(Stored records)

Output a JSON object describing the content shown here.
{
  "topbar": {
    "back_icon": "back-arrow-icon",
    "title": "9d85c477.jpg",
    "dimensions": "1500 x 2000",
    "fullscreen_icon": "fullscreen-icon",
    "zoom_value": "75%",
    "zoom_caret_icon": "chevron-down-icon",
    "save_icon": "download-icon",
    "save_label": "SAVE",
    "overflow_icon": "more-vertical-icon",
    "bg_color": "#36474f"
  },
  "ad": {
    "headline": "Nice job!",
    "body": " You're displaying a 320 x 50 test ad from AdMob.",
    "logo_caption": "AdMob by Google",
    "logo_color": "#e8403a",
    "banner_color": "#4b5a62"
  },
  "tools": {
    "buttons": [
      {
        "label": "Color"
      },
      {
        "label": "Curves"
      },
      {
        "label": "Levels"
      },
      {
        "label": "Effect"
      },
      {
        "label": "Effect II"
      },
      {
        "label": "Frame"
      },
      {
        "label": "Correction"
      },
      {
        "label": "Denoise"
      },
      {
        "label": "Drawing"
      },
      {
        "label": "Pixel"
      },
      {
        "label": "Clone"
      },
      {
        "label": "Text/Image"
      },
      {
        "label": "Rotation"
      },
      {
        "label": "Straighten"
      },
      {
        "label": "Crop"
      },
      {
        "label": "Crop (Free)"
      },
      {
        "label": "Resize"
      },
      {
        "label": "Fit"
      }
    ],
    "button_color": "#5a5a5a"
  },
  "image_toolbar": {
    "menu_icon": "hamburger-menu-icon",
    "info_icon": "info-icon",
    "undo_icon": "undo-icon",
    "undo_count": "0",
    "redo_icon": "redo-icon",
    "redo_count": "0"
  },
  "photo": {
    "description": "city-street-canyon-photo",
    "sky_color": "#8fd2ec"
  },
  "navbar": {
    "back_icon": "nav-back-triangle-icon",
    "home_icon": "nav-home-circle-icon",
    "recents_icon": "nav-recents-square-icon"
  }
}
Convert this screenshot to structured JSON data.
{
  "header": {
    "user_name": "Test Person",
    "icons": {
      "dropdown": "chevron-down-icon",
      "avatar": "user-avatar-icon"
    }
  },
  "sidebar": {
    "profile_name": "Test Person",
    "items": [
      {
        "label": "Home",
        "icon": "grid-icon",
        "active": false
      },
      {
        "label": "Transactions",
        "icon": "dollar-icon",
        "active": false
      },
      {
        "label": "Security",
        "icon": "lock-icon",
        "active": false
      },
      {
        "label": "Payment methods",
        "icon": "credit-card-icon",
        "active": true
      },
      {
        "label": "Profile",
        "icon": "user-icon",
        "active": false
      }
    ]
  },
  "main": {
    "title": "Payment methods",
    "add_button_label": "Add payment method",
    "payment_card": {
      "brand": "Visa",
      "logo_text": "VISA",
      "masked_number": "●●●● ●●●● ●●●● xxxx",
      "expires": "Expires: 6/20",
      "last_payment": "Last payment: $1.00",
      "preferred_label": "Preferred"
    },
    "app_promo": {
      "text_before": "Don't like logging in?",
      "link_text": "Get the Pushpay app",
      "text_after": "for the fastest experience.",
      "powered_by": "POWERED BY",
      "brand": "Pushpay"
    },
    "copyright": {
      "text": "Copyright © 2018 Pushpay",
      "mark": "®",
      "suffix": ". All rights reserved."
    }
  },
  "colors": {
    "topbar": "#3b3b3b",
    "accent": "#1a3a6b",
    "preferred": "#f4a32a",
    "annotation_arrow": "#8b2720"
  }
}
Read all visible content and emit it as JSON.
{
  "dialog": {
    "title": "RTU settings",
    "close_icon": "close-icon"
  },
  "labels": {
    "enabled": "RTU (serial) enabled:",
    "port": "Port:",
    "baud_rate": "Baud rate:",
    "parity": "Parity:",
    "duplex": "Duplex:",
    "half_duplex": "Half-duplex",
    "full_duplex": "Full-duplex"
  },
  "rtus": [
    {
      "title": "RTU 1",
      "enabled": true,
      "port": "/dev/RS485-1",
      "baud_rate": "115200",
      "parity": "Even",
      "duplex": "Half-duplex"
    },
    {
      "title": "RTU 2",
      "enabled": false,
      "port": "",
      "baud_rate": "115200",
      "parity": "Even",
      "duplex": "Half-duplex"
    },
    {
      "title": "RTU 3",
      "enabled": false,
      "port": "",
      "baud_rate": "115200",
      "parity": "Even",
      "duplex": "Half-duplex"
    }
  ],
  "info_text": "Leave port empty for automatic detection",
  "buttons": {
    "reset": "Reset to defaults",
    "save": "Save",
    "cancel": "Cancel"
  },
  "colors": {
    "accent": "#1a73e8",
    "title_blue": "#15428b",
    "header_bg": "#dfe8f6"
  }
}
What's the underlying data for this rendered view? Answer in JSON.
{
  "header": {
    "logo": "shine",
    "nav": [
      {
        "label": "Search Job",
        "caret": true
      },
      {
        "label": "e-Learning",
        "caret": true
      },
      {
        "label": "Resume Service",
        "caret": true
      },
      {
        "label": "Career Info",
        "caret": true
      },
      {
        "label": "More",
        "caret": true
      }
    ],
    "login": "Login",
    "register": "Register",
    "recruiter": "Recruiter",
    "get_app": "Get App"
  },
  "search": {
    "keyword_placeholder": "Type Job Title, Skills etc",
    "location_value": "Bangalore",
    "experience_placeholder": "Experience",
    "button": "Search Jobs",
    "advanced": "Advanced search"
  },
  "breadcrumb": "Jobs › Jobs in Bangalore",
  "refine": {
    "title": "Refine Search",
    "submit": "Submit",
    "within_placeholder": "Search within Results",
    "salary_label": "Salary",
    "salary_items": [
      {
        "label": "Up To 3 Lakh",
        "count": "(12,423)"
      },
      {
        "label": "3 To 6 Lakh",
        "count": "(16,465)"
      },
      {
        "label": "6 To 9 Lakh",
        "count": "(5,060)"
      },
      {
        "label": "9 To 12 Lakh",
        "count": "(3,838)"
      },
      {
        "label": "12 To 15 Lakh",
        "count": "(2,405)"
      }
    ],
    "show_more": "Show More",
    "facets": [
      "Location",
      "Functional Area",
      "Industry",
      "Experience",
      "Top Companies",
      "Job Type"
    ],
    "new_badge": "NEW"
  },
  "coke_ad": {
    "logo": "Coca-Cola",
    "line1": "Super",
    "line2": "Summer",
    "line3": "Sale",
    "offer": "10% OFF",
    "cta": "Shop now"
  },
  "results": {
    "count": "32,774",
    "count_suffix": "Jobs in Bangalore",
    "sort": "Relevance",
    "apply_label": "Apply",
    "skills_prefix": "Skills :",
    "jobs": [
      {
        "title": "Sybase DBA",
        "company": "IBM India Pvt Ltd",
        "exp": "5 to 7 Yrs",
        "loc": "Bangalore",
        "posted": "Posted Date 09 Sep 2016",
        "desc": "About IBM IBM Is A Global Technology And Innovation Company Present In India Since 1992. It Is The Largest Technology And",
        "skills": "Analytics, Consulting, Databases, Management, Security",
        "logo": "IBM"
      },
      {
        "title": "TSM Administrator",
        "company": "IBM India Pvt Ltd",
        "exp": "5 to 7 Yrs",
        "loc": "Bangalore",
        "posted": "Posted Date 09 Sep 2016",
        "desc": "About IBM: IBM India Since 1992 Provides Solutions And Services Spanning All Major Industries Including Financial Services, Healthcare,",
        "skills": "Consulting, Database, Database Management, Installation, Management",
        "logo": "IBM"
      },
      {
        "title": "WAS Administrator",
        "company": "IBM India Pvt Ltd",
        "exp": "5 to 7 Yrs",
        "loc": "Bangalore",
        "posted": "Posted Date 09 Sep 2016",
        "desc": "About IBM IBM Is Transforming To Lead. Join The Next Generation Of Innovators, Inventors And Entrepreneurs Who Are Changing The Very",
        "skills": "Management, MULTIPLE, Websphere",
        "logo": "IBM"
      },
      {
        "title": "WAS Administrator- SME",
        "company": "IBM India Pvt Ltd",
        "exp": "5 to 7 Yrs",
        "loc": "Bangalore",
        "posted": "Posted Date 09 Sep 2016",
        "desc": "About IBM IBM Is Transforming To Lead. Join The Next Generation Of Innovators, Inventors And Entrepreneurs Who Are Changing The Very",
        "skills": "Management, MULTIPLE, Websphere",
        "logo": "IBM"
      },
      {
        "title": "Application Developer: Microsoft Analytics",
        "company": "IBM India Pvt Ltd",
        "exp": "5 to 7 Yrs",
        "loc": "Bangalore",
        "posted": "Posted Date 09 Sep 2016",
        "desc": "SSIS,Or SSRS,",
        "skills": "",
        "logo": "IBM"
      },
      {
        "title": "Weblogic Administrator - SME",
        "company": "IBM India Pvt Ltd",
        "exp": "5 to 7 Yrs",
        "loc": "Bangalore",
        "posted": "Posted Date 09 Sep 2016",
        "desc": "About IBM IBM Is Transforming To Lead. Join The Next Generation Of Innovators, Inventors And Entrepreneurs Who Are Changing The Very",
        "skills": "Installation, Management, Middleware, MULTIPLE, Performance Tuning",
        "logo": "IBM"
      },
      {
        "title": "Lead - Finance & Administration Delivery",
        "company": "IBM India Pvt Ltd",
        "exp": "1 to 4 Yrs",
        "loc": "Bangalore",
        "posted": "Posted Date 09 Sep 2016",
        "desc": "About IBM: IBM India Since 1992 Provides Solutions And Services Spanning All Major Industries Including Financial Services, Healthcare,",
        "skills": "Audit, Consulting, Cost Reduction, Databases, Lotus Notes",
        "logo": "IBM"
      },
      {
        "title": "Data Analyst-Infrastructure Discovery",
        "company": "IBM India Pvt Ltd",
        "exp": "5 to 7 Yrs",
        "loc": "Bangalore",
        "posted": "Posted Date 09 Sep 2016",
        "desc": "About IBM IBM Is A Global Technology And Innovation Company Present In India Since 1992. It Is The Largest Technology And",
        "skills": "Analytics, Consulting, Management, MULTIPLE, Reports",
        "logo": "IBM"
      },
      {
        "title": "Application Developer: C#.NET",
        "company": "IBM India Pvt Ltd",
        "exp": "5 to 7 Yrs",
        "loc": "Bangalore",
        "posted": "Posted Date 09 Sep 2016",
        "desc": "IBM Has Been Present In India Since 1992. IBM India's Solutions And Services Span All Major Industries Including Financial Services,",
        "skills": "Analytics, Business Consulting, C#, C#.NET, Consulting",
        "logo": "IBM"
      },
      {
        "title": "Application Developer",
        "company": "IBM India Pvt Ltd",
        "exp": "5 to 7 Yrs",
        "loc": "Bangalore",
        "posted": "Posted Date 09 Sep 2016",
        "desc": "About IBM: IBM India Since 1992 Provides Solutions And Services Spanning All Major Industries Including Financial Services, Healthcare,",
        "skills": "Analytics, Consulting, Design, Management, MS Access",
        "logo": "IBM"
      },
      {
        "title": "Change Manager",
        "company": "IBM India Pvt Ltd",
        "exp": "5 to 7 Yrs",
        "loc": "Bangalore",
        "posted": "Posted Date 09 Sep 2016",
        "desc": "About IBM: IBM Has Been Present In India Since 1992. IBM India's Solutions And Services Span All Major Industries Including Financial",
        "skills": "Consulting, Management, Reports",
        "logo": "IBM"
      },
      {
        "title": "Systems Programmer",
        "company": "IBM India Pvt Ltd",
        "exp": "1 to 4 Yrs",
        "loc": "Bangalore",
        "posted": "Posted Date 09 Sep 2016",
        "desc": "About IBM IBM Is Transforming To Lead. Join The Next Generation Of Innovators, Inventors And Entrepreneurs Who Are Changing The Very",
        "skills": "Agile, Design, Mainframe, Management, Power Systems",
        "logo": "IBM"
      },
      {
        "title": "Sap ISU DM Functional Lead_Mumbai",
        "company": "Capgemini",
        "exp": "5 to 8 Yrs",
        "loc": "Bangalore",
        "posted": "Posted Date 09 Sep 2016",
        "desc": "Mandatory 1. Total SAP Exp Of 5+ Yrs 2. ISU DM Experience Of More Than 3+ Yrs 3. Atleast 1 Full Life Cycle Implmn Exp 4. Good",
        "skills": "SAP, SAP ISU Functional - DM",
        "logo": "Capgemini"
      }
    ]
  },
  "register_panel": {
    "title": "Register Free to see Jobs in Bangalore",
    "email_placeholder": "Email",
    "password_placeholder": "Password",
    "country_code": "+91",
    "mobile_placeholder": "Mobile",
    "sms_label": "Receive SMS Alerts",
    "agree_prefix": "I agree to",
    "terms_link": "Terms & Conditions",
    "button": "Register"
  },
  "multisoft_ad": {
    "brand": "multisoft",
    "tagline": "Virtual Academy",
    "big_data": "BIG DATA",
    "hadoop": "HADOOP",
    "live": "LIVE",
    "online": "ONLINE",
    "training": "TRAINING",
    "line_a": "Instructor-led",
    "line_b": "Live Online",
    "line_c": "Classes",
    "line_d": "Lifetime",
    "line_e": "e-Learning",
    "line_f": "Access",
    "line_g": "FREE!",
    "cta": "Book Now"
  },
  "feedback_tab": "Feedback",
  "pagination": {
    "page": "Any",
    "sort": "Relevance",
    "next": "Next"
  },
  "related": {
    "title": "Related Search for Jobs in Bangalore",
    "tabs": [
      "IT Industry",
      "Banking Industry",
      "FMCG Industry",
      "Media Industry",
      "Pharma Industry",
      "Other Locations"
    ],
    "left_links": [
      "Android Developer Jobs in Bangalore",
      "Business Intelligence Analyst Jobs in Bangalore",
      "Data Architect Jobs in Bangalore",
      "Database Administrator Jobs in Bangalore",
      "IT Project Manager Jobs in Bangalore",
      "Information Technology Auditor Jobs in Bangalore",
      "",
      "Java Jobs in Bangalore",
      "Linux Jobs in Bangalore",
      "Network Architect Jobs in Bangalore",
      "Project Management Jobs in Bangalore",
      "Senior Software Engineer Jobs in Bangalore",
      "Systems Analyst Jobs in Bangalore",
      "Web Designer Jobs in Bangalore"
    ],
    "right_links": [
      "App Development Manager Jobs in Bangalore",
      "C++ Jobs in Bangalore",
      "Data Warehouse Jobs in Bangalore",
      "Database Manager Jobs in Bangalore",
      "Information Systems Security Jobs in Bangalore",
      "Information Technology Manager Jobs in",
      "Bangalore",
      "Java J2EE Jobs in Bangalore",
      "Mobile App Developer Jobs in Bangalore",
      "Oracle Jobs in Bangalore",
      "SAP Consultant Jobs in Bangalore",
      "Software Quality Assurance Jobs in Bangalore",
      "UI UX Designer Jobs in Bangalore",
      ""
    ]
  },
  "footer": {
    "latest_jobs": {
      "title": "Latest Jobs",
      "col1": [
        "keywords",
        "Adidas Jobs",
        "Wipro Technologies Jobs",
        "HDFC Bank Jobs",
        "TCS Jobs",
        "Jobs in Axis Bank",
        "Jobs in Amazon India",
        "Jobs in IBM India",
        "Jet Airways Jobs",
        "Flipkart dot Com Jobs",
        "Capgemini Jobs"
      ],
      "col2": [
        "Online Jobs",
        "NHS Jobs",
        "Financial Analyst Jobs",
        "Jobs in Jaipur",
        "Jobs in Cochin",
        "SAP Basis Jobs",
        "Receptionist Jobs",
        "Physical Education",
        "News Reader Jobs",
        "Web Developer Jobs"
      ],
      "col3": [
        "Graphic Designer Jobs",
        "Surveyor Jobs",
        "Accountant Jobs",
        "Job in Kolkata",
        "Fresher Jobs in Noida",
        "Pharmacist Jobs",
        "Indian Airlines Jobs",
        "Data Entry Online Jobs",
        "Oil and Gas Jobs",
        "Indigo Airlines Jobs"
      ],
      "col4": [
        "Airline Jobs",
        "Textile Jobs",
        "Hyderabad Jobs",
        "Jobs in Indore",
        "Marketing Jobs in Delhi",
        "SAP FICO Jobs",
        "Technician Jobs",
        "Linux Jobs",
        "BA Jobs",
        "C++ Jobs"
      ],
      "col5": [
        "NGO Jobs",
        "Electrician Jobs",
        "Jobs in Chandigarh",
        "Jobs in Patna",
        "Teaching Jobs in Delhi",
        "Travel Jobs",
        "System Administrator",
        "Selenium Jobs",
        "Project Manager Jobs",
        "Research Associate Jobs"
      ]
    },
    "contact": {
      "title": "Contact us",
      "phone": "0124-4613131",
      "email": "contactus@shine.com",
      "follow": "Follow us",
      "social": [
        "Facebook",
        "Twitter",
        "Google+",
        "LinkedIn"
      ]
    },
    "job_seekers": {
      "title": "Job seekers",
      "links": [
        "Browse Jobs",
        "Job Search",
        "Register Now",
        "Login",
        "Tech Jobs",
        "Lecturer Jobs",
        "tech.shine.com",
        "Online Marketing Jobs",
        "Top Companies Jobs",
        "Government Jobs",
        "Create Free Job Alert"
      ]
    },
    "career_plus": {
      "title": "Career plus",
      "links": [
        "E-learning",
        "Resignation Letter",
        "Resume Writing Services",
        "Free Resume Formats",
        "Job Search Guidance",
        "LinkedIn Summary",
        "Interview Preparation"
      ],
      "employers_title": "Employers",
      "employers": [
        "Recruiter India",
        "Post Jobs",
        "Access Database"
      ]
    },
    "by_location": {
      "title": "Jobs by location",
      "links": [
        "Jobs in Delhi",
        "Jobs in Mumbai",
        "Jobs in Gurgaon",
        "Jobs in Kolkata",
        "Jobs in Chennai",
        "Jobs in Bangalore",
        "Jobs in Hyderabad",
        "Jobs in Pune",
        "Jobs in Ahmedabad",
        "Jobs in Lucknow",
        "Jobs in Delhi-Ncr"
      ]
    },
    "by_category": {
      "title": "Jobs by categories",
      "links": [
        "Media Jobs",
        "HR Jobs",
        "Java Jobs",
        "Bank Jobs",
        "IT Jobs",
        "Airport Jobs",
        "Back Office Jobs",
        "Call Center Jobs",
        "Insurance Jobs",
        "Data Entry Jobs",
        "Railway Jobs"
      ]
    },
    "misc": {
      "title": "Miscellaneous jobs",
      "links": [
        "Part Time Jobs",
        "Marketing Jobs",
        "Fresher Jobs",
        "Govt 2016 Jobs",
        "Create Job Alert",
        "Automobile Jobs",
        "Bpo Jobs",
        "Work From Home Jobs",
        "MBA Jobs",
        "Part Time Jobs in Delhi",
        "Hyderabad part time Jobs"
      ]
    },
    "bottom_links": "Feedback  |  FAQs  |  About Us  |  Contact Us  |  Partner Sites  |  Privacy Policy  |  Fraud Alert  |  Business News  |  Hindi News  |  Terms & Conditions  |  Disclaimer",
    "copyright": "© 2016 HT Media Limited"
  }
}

PROBLEM:
Go through the material above and count the lines that contain "Consulting"; give that number alone.

RIGHT ANSWER:
7